- **Work to do**
Repeat all of the records verbatim.

- **Given records**
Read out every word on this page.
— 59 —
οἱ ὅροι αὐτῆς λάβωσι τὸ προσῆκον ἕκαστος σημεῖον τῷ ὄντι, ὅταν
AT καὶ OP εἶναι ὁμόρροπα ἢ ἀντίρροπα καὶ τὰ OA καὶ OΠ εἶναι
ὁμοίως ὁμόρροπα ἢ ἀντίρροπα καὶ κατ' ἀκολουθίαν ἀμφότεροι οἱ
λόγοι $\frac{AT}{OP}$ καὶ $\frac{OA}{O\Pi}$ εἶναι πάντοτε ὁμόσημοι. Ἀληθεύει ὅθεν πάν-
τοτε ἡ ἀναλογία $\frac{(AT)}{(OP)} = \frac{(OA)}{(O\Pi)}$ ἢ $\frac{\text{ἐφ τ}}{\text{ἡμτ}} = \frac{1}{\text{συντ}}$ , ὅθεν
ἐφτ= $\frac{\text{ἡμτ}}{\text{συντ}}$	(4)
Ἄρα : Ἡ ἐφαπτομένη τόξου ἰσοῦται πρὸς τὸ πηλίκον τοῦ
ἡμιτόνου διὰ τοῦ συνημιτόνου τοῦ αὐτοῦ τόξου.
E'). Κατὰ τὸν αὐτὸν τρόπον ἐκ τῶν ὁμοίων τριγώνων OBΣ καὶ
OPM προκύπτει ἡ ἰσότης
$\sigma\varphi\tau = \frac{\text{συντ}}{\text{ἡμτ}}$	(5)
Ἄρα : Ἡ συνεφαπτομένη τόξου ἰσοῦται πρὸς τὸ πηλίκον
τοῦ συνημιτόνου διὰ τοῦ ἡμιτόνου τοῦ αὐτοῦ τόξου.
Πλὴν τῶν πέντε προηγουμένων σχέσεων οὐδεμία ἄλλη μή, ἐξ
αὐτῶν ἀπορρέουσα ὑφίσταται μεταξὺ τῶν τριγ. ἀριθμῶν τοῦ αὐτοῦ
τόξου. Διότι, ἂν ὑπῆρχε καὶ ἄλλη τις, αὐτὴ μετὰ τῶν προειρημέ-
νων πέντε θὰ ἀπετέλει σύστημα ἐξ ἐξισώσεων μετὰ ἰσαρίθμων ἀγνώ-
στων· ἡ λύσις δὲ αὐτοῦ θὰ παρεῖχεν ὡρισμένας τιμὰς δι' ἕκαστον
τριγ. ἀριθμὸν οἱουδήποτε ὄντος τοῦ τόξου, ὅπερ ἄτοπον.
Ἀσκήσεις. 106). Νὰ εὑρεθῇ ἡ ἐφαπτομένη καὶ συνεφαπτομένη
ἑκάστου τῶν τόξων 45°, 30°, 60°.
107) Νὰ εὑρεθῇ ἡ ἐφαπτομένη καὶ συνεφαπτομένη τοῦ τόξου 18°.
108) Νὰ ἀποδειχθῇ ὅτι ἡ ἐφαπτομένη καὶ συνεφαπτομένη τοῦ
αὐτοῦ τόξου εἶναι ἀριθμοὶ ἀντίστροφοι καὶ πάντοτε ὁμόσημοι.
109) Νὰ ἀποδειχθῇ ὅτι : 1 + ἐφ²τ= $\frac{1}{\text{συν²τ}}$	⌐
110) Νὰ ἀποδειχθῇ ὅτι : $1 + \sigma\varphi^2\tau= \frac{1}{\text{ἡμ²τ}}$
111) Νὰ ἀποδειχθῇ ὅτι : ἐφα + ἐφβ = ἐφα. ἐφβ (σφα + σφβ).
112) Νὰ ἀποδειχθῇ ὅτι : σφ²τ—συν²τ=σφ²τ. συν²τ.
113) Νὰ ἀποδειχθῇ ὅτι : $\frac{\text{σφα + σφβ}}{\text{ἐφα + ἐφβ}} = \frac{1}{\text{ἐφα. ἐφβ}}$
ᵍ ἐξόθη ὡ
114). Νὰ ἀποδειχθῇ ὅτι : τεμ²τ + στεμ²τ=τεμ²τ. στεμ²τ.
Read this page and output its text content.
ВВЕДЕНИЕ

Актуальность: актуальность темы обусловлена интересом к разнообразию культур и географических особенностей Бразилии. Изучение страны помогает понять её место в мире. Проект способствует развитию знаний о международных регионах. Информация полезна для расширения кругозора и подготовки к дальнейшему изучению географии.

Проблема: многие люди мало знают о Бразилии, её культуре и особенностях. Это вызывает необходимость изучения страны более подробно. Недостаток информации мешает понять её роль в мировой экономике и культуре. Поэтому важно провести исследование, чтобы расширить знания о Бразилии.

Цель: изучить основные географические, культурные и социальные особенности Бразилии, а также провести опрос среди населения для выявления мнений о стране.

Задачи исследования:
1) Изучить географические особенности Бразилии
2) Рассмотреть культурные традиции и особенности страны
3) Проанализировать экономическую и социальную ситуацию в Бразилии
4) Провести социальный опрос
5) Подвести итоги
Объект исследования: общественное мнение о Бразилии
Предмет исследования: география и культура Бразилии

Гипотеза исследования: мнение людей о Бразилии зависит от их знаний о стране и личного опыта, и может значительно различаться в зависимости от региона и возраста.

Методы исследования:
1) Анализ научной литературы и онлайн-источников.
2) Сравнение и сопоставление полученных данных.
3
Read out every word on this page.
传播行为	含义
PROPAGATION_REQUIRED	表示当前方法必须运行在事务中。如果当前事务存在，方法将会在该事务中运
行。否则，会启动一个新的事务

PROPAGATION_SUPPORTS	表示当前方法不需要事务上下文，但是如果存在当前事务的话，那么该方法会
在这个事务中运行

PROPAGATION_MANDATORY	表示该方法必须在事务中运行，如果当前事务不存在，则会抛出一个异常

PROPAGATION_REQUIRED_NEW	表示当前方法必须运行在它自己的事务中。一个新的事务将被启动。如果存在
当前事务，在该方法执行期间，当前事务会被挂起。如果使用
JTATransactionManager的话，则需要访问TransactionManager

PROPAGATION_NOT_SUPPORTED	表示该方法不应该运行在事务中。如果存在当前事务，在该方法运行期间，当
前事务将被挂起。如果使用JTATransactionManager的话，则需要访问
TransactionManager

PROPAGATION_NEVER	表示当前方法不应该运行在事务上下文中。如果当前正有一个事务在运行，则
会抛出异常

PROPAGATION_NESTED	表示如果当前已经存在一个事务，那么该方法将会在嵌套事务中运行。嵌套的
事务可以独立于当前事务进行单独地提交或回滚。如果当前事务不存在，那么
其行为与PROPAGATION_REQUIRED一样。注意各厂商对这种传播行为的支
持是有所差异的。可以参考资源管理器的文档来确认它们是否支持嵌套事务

- **The completed task**
Read out every word on this page.
— 59 —
οἱ ὅροι αὐτῆς λάβωσι τὸ προσῆκον ἕκαστος σημεῖον τῷ ὄντι, ὅταν
AT καὶ OP εἶναι ὁμόρροπα ἢ ἀντίρροπα καὶ τὰ OA καὶ OΠ εἶναι
ὁμοίως ὁμόρροπα ἢ ἀντίρροπα καὶ κατ' ἀκολουθίαν ἀμφότεροι οἱ
λόγοι $\frac{AT}{OP}$ καὶ $\frac{OA}{O\Pi}$ εἶναι πάντοτε ὁμόσημοι. Ἀληθεύει ὅθεν πάν-
τοτε ἡ ἀναλογία $\frac{(AT)}{(OP)} = \frac{(OA)}{(O\Pi)}$ ἢ $\frac{\text{ἐφ τ}}{\text{ἡμτ}} = \frac{1}{\text{συντ}}$ , ὅθεν
ἐφτ= $\frac{\text{ἡμτ}}{\text{συντ}}$	(4)
Ἄρα : Ἡ ἐφαπτομένη τόξου ἰσοῦται πρὸς τὸ πηλίκον τοῦ
ἡμιτόνου διὰ τοῦ συνημιτόνου τοῦ αὐτοῦ τόξου.
E'). Κατὰ τὸν αὐτὸν τρόπον ἐκ τῶν ὁμοίων τριγώνων OBΣ καὶ
OPM προκύπτει ἡ ἰσότης
$\sigma\varphi\tau = \frac{\text{συντ}}{\text{ἡμτ}}$	(5)
Ἄρα : Ἡ συνεφαπτομένη τόξου ἰσοῦται πρὸς τὸ πηλίκον
τοῦ συνημιτόνου διὰ τοῦ ἡμιτόνου τοῦ αὐτοῦ τόξου.
Πλὴν τῶν πέντε προηγουμένων σχέσεων οὐδεμία ἄλλη μή, ἐξ
αὐτῶν ἀπορρέουσα ὑφίσταται μεταξὺ τῶν τριγ. ἀριθμῶν τοῦ αὐτοῦ
τόξου. Διότι, ἂν ὑπῆρχε καὶ ἄλλη τις, αὐτὴ μετὰ τῶν προειρημέ-
νων πέντε θὰ ἀπετέλει σύστημα ἐξ ἐξισώσεων μετὰ ἰσαρίθμων ἀγνώ-
στων· ἡ λύσις δὲ αὐτοῦ θὰ παρεῖχεν ὡρισμένας τιμὰς δι' ἕκαστον
τριγ. ἀριθμὸν οἱουδήποτε ὄντος τοῦ τόξου, ὅπερ ἄτοπον.
Ἀσκήσεις. 106). Νὰ εὑρεθῇ ἡ ἐφαπτομένη καὶ συνεφαπτομένη
ἑκάστου τῶν τόξων 45°, 30°, 60°.
107) Νὰ εὑρεθῇ ἡ ἐφαπτομένη καὶ συνεφαπτομένη τοῦ τόξου 18°.
108) Νὰ ἀποδειχθῇ ὅτι ἡ ἐφαπτομένη καὶ συνεφαπτομένη τοῦ
αὐτοῦ τόξου εἶναι ἀριθμοὶ ἀντίστροφοι καὶ πάντοτε ὁμόσημοι.
109) Νὰ ἀποδειχθῇ ὅτι : 1 + ἐφ²τ= $\frac{1}{\text{συν²τ}}$	⌐
110) Νὰ ἀποδειχθῇ ὅτι : $1 + \sigma\varphi^2\tau= \frac{1}{\text{ἡμ²τ}}$
111) Νὰ ἀποδειχθῇ ὅτι : ἐφα + ἐφβ = ἐφα. ἐφβ (σφα + σφβ).
112) Νὰ ἀποδειχθῇ ὅτι : σφ²τ—συν²τ=σφ²τ. συν²τ.
113) Νὰ ἀποδειχθῇ ὅτι : $\frac{\text{σφα + σφβ}}{\text{ἐφα + ἐφβ}} = \frac{1}{\text{ἐφα. ἐφβ}}$
ᵍ ἐξόθη ὡ
114). Νὰ ἀποδειχθῇ ὅτι : τεμ²τ + στεμ²τ=τεμ²τ. στεμ²τ.
Read this page and output its text content.
ВВЕДЕНИЕ

Актуальность: актуальность темы обусловлена интересом к разнообразию культур и географических особенностей Бразилии. Изучение страны помогает понять её место в мире. Проект способствует развитию знаний о международных регионах. Информация полезна для расширения кругозора и подготовки к дальнейшему изучению географии.

Проблема: многие люди мало знают о Бразилии, её культуре и особенностях. Это вызывает необходимость изучения страны более подробно. Недостаток информации мешает понять её роль в мировой экономике и культуре. Поэтому важно провести исследование, чтобы расширить знания о Бразилии.

Цель: изучить основные географические, культурные и социальные особенности Бразилии, а также провести опрос среди населения для выявления мнений о стране.

Задачи исследования:
1) Изучить географические особенности Бразилии
2) Рассмотреть культурные традиции и особенности страны
3) Проанализировать экономическую и социальную ситуацию в Бразилии
4) Провести социальный опрос
5) Подвести итоги
Объект исследования: общественное мнение о Бразилии
Предмет исследования: география и культура Бразилии

Гипотеза исследования: мнение людей о Бразилии зависит от их знаний о стране и личного опыта, и может значительно различаться в зависимости от региона и возраста.

Методы исследования:
1) Анализ научной литературы и онлайн-источников.
2) Сравнение и сопоставление полученных данных.
3
Read out every word on this page.
传播行为	含义
PROPAGATION_REQUIRED	表示当前方法必须运行在事务中。如果当前事务存在，方法将会在该事务中运
行。否则，会启动一个新的事务

PROPAGATION_SUPPORTS	表示当前方法不需要事务上下文，但是如果存在当前事务的话，那么该方法会
在这个事务中运行

PROPAGATION_MANDATORY	表示该方法必须在事务中运行，如果当前事务不存在，则会抛出一个异常

PROPAGATION_REQUIRED_NEW	表示当前方法必须运行在它自己的事务中。一个新的事务将被启动。如果存在
当前事务，在该方法执行期间，当前事务会被挂起。如果使用
JTATransactionManager的话，则需要访问TransactionManager

PROPAGATION_NOT_SUPPORTED	表示该方法不应该运行在事务中。如果存在当前事务，在该方法运行期间，当
前事务将被挂起。如果使用JTATransactionManager的话，则需要访问
TransactionManager

PROPAGATION_NEVER	表示当前方法不应该运行在事务上下文中。如果当前正有一个事务在运行，则
会抛出异常

PROPAGATION_NESTED	表示如果当前已经存在一个事务，那么该方法将会在嵌套事务中运行。嵌套的
事务可以独立于当前事务进行单独地提交或回滚。如果当前事务不存在，那么
其行为与PROPAGATION_REQUIRED一样。注意各厂商对这种传播行为的支
持是有所差异的。可以参考资源管理器的文档来确认它们是否支持嵌套事务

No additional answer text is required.